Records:
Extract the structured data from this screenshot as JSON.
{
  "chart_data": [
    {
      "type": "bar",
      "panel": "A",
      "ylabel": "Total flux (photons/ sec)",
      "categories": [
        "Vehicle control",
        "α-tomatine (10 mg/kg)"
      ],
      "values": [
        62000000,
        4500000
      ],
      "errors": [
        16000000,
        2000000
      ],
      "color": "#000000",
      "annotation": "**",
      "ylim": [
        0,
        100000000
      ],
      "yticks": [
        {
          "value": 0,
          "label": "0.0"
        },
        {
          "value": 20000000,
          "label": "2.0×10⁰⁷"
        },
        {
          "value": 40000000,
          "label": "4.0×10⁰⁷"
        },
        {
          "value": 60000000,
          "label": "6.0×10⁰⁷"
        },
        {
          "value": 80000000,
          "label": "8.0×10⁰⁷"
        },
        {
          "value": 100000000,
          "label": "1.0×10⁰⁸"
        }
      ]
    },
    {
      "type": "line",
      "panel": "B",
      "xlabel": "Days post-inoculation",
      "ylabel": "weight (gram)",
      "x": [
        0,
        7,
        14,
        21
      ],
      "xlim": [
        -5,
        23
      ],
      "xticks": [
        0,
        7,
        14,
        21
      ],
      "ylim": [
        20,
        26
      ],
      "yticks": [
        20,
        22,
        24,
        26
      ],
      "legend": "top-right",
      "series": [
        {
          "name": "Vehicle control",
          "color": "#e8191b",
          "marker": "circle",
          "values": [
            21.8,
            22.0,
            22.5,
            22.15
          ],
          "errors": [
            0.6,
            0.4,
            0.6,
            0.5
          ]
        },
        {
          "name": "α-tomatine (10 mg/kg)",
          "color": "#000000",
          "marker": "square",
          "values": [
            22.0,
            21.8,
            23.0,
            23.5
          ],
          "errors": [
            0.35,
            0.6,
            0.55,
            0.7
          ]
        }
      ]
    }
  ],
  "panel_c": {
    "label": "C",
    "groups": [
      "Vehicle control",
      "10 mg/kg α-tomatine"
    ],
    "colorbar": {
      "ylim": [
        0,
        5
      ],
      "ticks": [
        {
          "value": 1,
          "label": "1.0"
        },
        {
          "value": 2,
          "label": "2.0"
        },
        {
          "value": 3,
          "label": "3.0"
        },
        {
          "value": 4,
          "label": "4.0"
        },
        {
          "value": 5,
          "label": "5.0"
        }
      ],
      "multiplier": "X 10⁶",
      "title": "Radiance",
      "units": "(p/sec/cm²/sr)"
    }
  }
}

[What is needed]
Transcribe all the entries, keeping each one exactly as it is.

[Complete response]
Extract the structured data from this screenshot as JSON.
{
  "chart_data": [
    {
      "type": "bar",
      "panel": "A",
      "ylabel": "Total flux (photons/ sec)",
      "categories": [
        "Vehicle control",
        "α-tomatine (10 mg/kg)"
      ],
      "values": [
        62000000,
        4500000
      ],
      "errors": [
        16000000,
        2000000
      ],
      "color": "#000000",
      "annotation": "**",
      "ylim": [
        0,
        100000000
      ],
      "yticks": [
        {
          "value": 0,
          "label": "0.0"
        },
        {
          "value": 20000000,
          "label": "2.0×10⁰⁷"
        },
        {
          "value": 40000000,
          "label": "4.0×10⁰⁷"
        },
        {
          "value": 60000000,
          "label": "6.0×10⁰⁷"
        },
        {
          "value": 80000000,
          "label": "8.0×10⁰⁷"
        },
        {
          "value": 100000000,
          "label": "1.0×10⁰⁸"
        }
      ]
    },
    {
      "type": "line",
      "panel": "B",
      "xlabel": "Days post-inoculation",
      "ylabel": "weight (gram)",
      "x": [
        0,
        7,
        14,
        21
      ],
      "xlim": [
        -5,
        23
      ],
      "xticks": [
        0,
        7,
        14,
        21
      ],
      "ylim": [
        20,
        26
      ],
      "yticks": [
        20,
        22,
        24,
        26
      ],
      "legend": "top-right",
      "series": [
        {
          "name": "Vehicle control",
          "color": "#e8191b",
          "marker": "circle",
          "values": [
            21.8,
            22.0,
            22.5,
            22.15
          ],
          "errors": [
            0.6,
            0.4,
            0.6,
            0.5
          ]
        },
        {
          "name": "α-tomatine (10 mg/kg)",
          "color": "#000000",
          "marker": "square",
          "values": [
            22.0,
            21.8,
            23.0,
            23.5
          ],
          "errors": [
            0.35,
            0.6,
            0.55,
            0.7
          ]
        }
      ]
    }
  ],
  "panel_c": {
    "label": "C",
    "groups": [
      "Vehicle control",
      "10 mg/kg α-tomatine"
    ],
    "colorbar": {
      "ylim": [
        0,
        5
      ],
      "ticks": [
        {
          "value": 1,
          "label": "1.0"
        },
        {
          "value": 2,
          "label": "2.0"
        },
        {
          "value": 3,
          "label": "3.0"
        },
        {
          "value": 4,
          "label": "4.0"
        },
        {
          "value": 5,
          "label": "5.0"
        }
      ],
      "multiplier": "X 10⁶",
      "title": "Radiance",
      "units": "(p/sec/cm²/sr)"
    }
  }
}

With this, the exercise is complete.